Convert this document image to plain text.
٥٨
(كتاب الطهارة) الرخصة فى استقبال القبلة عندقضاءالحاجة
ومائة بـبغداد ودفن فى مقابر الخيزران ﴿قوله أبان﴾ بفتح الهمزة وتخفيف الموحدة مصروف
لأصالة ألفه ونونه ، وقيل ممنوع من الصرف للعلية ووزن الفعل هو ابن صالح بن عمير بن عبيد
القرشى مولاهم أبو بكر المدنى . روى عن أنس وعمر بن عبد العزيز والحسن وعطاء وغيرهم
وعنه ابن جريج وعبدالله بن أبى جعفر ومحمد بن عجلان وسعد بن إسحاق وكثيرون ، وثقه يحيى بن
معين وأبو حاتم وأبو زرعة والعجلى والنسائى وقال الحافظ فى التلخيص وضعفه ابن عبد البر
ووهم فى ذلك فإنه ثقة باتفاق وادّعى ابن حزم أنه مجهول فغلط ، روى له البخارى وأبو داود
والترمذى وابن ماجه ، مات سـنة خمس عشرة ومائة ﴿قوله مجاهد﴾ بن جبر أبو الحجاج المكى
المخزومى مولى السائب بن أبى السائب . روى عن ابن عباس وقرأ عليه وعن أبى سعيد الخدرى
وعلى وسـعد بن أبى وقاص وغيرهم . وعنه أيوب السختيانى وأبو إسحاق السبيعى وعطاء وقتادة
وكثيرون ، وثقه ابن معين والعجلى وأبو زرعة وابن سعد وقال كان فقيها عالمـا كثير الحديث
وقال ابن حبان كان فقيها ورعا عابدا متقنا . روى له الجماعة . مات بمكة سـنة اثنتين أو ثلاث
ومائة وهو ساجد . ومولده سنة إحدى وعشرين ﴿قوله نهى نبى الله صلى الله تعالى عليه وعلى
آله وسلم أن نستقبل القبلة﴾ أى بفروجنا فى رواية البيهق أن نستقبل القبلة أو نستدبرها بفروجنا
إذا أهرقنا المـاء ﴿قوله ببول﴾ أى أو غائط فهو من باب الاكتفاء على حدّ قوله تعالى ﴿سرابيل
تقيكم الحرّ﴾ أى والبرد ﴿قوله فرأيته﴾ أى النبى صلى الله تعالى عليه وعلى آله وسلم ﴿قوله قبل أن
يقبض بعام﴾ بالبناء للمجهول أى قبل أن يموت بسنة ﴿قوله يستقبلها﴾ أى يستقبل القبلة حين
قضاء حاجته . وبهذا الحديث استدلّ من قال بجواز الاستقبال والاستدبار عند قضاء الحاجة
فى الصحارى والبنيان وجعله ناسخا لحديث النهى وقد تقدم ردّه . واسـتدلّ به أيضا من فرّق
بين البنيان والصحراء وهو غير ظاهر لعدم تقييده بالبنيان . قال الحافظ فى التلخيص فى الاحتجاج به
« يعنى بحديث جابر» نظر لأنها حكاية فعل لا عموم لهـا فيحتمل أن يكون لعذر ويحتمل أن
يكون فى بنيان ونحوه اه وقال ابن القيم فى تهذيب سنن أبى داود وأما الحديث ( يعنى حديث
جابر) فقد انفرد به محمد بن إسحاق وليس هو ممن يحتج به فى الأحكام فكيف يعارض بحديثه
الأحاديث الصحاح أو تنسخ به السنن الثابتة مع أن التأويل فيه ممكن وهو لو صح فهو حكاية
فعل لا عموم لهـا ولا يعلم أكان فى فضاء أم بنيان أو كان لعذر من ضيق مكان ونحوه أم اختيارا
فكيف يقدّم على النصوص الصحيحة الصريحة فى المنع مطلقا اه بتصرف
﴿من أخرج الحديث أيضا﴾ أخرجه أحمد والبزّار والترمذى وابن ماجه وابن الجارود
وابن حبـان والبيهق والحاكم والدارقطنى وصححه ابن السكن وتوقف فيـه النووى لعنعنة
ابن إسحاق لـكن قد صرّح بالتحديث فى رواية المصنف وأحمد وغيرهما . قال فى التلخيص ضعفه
- - - -
- _Exercise requirements_:
Write out all the lines again, exactly as they are.

- _Exercise result_:
Convert this document image to plain text.
٥٨
(كتاب الطهارة) الرخصة فى استقبال القبلة عندقضاءالحاجة
ومائة بـبغداد ودفن فى مقابر الخيزران ﴿قوله أبان﴾ بفتح الهمزة وتخفيف الموحدة مصروف
لأصالة ألفه ونونه ، وقيل ممنوع من الصرف للعلية ووزن الفعل هو ابن صالح بن عمير بن عبيد
القرشى مولاهم أبو بكر المدنى . روى عن أنس وعمر بن عبد العزيز والحسن وعطاء وغيرهم
وعنه ابن جريج وعبدالله بن أبى جعفر ومحمد بن عجلان وسعد بن إسحاق وكثيرون ، وثقه يحيى بن
معين وأبو حاتم وأبو زرعة والعجلى والنسائى وقال الحافظ فى التلخيص وضعفه ابن عبد البر
ووهم فى ذلك فإنه ثقة باتفاق وادّعى ابن حزم أنه مجهول فغلط ، روى له البخارى وأبو داود
والترمذى وابن ماجه ، مات سـنة خمس عشرة ومائة ﴿قوله مجاهد﴾ بن جبر أبو الحجاج المكى
المخزومى مولى السائب بن أبى السائب . روى عن ابن عباس وقرأ عليه وعن أبى سعيد الخدرى
وعلى وسـعد بن أبى وقاص وغيرهم . وعنه أيوب السختيانى وأبو إسحاق السبيعى وعطاء وقتادة
وكثيرون ، وثقه ابن معين والعجلى وأبو زرعة وابن سعد وقال كان فقيها عالمـا كثير الحديث
وقال ابن حبان كان فقيها ورعا عابدا متقنا . روى له الجماعة . مات بمكة سـنة اثنتين أو ثلاث
ومائة وهو ساجد . ومولده سنة إحدى وعشرين ﴿قوله نهى نبى الله صلى الله تعالى عليه وعلى
آله وسلم أن نستقبل القبلة﴾ أى بفروجنا فى رواية البيهق أن نستقبل القبلة أو نستدبرها بفروجنا
إذا أهرقنا المـاء ﴿قوله ببول﴾ أى أو غائط فهو من باب الاكتفاء على حدّ قوله تعالى ﴿سرابيل
تقيكم الحرّ﴾ أى والبرد ﴿قوله فرأيته﴾ أى النبى صلى الله تعالى عليه وعلى آله وسلم ﴿قوله قبل أن
يقبض بعام﴾ بالبناء للمجهول أى قبل أن يموت بسنة ﴿قوله يستقبلها﴾ أى يستقبل القبلة حين
قضاء حاجته . وبهذا الحديث استدلّ من قال بجواز الاستقبال والاستدبار عند قضاء الحاجة
فى الصحارى والبنيان وجعله ناسخا لحديث النهى وقد تقدم ردّه . واسـتدلّ به أيضا من فرّق
بين البنيان والصحراء وهو غير ظاهر لعدم تقييده بالبنيان . قال الحافظ فى التلخيص فى الاحتجاج به
« يعنى بحديث جابر» نظر لأنها حكاية فعل لا عموم لهـا فيحتمل أن يكون لعذر ويحتمل أن
يكون فى بنيان ونحوه اه وقال ابن القيم فى تهذيب سنن أبى داود وأما الحديث ( يعنى حديث
جابر) فقد انفرد به محمد بن إسحاق وليس هو ممن يحتج به فى الأحكام فكيف يعارض بحديثه
الأحاديث الصحاح أو تنسخ به السنن الثابتة مع أن التأويل فيه ممكن وهو لو صح فهو حكاية
فعل لا عموم لهـا ولا يعلم أكان فى فضاء أم بنيان أو كان لعذر من ضيق مكان ونحوه أم اختيارا
فكيف يقدّم على النصوص الصحيحة الصريحة فى المنع مطلقا اه بتصرف
﴿من أخرج الحديث أيضا﴾ أخرجه أحمد والبزّار والترمذى وابن ماجه وابن الجارود
وابن حبـان والبيهق والحاكم والدارقطنى وصححه ابن السكن وتوقف فيـه النووى لعنعنة
ابن إسحاق لـكن قد صرّح بالتحديث فى رواية المصنف وأحمد وغيرهما . قال فى التلخيص ضعفه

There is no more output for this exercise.